Dataset entries

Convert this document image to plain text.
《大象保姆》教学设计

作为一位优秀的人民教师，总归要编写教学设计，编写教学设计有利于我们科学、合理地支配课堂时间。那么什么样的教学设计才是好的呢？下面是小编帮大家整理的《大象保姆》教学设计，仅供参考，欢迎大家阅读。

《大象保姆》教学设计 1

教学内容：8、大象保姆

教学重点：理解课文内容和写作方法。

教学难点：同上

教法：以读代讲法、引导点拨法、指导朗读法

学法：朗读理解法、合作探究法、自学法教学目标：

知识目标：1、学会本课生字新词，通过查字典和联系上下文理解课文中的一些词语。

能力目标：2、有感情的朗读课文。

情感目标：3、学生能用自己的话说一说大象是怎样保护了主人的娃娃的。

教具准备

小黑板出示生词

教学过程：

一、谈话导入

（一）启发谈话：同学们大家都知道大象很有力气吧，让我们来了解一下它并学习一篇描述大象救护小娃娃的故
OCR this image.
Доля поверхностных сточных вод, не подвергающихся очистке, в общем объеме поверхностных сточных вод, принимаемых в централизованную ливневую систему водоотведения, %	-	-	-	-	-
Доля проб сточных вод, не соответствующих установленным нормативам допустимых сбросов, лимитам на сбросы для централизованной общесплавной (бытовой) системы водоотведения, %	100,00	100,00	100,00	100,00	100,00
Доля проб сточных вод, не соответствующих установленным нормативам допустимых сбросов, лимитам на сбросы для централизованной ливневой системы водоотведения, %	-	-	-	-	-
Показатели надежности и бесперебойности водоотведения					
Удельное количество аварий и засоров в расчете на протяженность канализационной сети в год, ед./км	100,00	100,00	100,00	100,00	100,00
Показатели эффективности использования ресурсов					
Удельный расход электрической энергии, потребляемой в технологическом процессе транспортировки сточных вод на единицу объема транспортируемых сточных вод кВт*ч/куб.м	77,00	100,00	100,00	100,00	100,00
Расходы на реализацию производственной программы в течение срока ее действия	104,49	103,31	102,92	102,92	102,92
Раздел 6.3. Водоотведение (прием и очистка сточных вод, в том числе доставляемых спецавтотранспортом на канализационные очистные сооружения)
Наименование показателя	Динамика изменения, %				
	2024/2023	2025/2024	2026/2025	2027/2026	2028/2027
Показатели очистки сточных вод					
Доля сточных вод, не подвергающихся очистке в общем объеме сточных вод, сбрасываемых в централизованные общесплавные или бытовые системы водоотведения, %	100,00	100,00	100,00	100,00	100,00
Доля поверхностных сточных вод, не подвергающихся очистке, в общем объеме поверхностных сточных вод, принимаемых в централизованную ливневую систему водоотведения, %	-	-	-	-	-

## Request
Copy every line that includes the string "централизованной" from the material above.

## The result
Доля проб сточных вод, не соответствующих установленным нормативам допустимых сбросов, лимитам на сбросы для централизованной общесплавной (бытовой) системы водоотведения, %	100,00	100,00	100,00	100,00	100,00
Доля проб сточных вод, не соответствующих установленным нормативам допустимых сбросов, лимитам на сбросы для централизованной ливневой системы водоотведения, %	-	-	-	-	-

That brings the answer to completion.